> [WORK INSTRUCTIONS] Give every entry again, word for word.

> [RECORDS SHOWN]
━━━━━━

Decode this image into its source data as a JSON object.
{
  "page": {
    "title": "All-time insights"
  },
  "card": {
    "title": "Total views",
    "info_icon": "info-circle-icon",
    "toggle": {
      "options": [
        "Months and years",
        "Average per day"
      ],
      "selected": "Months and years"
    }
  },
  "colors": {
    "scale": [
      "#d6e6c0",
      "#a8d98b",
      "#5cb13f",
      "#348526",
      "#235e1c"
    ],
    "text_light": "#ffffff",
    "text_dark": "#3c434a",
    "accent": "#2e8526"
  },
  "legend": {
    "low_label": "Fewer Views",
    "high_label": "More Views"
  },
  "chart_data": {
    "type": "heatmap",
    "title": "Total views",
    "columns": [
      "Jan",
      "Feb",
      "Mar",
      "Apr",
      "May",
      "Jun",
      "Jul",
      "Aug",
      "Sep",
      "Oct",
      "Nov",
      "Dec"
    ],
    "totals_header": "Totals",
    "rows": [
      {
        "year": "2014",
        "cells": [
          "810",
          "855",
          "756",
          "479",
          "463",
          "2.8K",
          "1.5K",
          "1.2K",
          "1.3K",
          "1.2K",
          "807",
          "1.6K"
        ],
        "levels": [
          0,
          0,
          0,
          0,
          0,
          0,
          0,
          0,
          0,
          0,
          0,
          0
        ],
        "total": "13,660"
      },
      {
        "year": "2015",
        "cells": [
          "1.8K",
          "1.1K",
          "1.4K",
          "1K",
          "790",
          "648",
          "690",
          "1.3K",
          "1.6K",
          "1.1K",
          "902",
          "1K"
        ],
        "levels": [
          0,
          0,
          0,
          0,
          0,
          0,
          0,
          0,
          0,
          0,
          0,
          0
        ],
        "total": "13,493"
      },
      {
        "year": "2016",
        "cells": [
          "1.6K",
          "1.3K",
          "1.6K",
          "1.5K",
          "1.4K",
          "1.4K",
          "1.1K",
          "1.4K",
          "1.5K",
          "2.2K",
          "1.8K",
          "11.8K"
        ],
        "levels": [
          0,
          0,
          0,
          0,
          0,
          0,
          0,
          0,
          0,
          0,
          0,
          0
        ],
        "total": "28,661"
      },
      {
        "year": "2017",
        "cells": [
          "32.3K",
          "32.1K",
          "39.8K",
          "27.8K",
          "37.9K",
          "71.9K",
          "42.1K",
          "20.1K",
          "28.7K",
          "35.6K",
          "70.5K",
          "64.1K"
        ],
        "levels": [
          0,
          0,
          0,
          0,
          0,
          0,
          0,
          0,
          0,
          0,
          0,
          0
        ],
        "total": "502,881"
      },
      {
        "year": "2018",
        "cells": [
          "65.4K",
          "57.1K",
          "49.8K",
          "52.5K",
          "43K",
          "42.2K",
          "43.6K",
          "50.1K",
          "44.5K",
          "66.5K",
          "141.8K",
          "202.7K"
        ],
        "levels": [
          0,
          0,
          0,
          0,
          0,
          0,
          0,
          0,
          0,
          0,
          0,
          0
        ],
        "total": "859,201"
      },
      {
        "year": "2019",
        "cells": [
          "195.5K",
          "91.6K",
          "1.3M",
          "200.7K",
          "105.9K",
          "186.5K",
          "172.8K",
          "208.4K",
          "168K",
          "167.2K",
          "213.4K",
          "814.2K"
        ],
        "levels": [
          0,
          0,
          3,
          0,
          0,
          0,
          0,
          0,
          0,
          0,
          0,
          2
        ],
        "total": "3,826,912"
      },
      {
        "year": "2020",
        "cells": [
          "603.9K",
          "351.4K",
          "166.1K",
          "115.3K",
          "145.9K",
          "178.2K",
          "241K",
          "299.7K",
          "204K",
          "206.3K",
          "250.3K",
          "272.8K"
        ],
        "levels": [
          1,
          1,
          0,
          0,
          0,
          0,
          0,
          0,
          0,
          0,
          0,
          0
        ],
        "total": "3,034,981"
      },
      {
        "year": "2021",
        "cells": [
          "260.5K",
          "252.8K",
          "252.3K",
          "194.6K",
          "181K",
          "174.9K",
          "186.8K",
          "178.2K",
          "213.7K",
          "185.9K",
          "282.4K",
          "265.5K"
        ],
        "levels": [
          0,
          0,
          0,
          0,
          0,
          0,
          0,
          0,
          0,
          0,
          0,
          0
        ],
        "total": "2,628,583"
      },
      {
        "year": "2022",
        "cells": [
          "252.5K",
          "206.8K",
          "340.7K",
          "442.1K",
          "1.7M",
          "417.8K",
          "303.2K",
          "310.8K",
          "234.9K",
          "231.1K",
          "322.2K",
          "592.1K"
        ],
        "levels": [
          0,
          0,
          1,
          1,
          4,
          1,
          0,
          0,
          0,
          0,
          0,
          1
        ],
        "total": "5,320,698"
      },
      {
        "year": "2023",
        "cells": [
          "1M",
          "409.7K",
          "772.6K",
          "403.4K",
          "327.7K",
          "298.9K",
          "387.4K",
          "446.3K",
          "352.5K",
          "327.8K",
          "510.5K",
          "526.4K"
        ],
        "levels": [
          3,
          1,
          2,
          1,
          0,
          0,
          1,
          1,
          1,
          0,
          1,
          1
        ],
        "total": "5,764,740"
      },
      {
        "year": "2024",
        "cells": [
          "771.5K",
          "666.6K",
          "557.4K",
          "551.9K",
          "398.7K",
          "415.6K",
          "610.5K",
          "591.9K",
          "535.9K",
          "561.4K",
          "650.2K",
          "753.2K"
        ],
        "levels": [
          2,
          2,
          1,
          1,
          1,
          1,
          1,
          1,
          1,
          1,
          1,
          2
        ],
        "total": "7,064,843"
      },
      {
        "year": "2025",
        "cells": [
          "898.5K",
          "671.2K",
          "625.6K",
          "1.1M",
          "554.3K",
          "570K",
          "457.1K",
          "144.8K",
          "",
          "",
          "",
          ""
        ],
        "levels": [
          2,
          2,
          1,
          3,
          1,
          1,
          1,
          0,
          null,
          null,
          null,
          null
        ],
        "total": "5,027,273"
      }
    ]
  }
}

━━━━━━

> [SOLUTION TO THIS EXERCISE]
Decode this image into its source data as a JSON object.
{
  "page": {
    "title": "All-time insights"
  },
  "card": {
    "title": "Total views",
    "info_icon": "info-circle-icon",
    "toggle": {
      "options": [
        "Months and years",
        "Average per day"
      ],
      "selected": "Months and years"
    }
  },
  "colors": {
    "scale": [
      "#d6e6c0",
      "#a8d98b",
      "#5cb13f",
      "#348526",
      "#235e1c"
    ],
    "text_light": "#ffffff",
    "text_dark": "#3c434a",
    "accent": "#2e8526"
  },
  "legend": {
    "low_label": "Fewer Views",
    "high_label": "More Views"
  },
  "chart_data": {
    "type": "heatmap",
    "title": "Total views",
    "columns": [
      "Jan",
      "Feb",
      "Mar",
      "Apr",
      "May",
      "Jun",
      "Jul",
      "Aug",
      "Sep",
      "Oct",
      "Nov",
      "Dec"
    ],
    "totals_header": "Totals",
    "rows": [
      {
        "year": "2014",
        "cells": [
          "810",
          "855",
          "756",
          "479",
          "463",
          "2.8K",
          "1.5K",
          "1.2K",
          "1.3K",
          "1.2K",
          "807",
          "1.6K"
        ],
        "levels": [
          0,
          0,
          0,
          0,
          0,
          0,
          0,
          0,
          0,
          0,
          0,
          0
        ],
        "total": "13,660"
      },
      {
        "year": "2015",
        "cells": [
          "1.8K",
          "1.1K",
          "1.4K",
          "1K",
          "790",
          "648",
          "690",
          "1.3K",
          "1.6K",
          "1.1K",
          "902",
          "1K"
        ],
        "levels": [
          0,
          0,
          0,
          0,
          0,
          0,
          0,
          0,
          0,
          0,
          0,
          0
        ],
        "total": "13,493"
      },
      {
        "year": "2016",
        "cells": [
          "1.6K",
          "1.3K",
          "1.6K",
          "1.5K",
          "1.4K",
          "1.4K",
          "1.1K",
          "1.4K",
          "1.5K",
          "2.2K",
          "1.8K",
          "11.8K"
        ],
        "levels": [
          0,
          0,
          0,
          0,
          0,
          0,
          0,
          0,
          0,
          0,
          0,
          0
        ],
        "total": "28,661"
      },
      {
        "year": "2017",
        "cells": [
          "32.3K",
          "32.1K",
          "39.8K",
          "27.8K",
          "37.9K",
          "71.9K",
          "42.1K",
          "20.1K",
          "28.7K",
          "35.6K",
          "70.5K",
          "64.1K"
        ],
        "levels": [
          0,
          0,
          0,
          0,
          0,
          0,
          0,
          0,
          0,
          0,
          0,
          0
        ],
        "total": "502,881"
      },
      {
        "year": "2018",
        "cells": [
          "65.4K",
          "57.1K",
          "49.8K",
          "52.5K",
          "43K",
          "42.2K",
          "43.6K",
          "50.1K",
          "44.5K",
          "66.5K",
          "141.8K",
          "202.7K"
        ],
        "levels": [
          0,
          0,
          0,
          0,
          0,
          0,
          0,
          0,
          0,
          0,
          0,
          0
        ],
        "total": "859,201"
      },
      {
        "year": "2019",
        "cells": [
          "195.5K",
          "91.6K",
          "1.3M",
          "200.7K",
          "105.9K",
          "186.5K",
          "172.8K",
          "208.4K",
          "168K",
          "167.2K",
          "213.4K",
          "814.2K"
        ],
        "levels": [
          0,
          0,
          3,
          0,
          0,
          0,
          0,
          0,
          0,
          0,
          0,
          2
        ],
        "total": "3,826,912"
      },
      {
        "year": "2020",
        "cells": [
          "603.9K",
          "351.4K",
          "166.1K",
          "115.3K",
          "145.9K",
          "178.2K",
          "241K",
          "299.7K",
          "204K",
          "206.3K",
          "250.3K",
          "272.8K"
        ],
        "levels": [
          1,
          1,
          0,
          0,
          0,
          0,
          0,
          0,
          0,
          0,
          0,
          0
        ],
        "total": "3,034,981"
      },
      {
        "year": "2021",
        "cells": [
          "260.5K",
          "252.8K",
          "252.3K",
          "194.6K",
          "181K",
          "174.9K",
          "186.8K",
          "178.2K",
          "213.7K",
          "185.9K",
          "282.4K",
          "265.5K"
        ],
        "levels": [
          0,
          0,
          0,
          0,
          0,
          0,
          0,
          0,
          0,
          0,
          0,
          0
        ],
        "total": "2,628,583"
      },
      {
        "year": "2022",
        "cells": [
          "252.5K",
          "206.8K",
          "340.7K",
          "442.1K",
          "1.7M",
          "417.8K",
          "303.2K",
          "310.8K",
          "234.9K",
          "231.1K",
          "322.2K",
          "592.1K"
        ],
        "levels": [
          0,
          0,
          1,
          1,
          4,
          1,
          0,
          0,
          0,
          0,
          0,
          1
        ],
        "total": "5,320,698"
      },
      {
        "year": "2023",
        "cells": [
          "1M",
          "409.7K",
          "772.6K",
          "403.4K",
          "327.7K",
          "298.9K",
          "387.4K",
          "446.3K",
          "352.5K",
          "327.8K",
          "510.5K",
          "526.4K"
        ],
        "levels": [
          3,
          1,
          2,
          1,
          0,
          0,
          1,
          1,
          1,
          0,
          1,
          1
        ],
        "total": "5,764,740"
      },
      {
        "year": "2024",
        "cells": [
          "771.5K",
          "666.6K",
          "557.4K",
          "551.9K",
          "398.7K",
          "415.6K",
          "610.5K",
          "591.9K",
          "535.9K",
          "561.4K",
          "650.2K",
          "753.2K"
        ],
        "levels": [
          2,
          2,
          1,
          1,
          1,
          1,
          1,
          1,
          1,
          1,
          1,
          2
        ],
        "total": "7,064,843"
      },
      {
        "year": "2025",
        "cells": [
          "898.5K",
          "671.2K",
          "625.6K",
          "1.1M",
          "554.3K",
          "570K",
          "457.1K",
          "144.8K",
          "",
          "",
          "",
          ""
        ],
        "levels": [
          2,
          2,
          1,
          3,
          1,
          1,
          1,
          0,
          null,
          null,
          null,
          null
        ],
        "total": "5,027,273"
      }
    ]
  }
}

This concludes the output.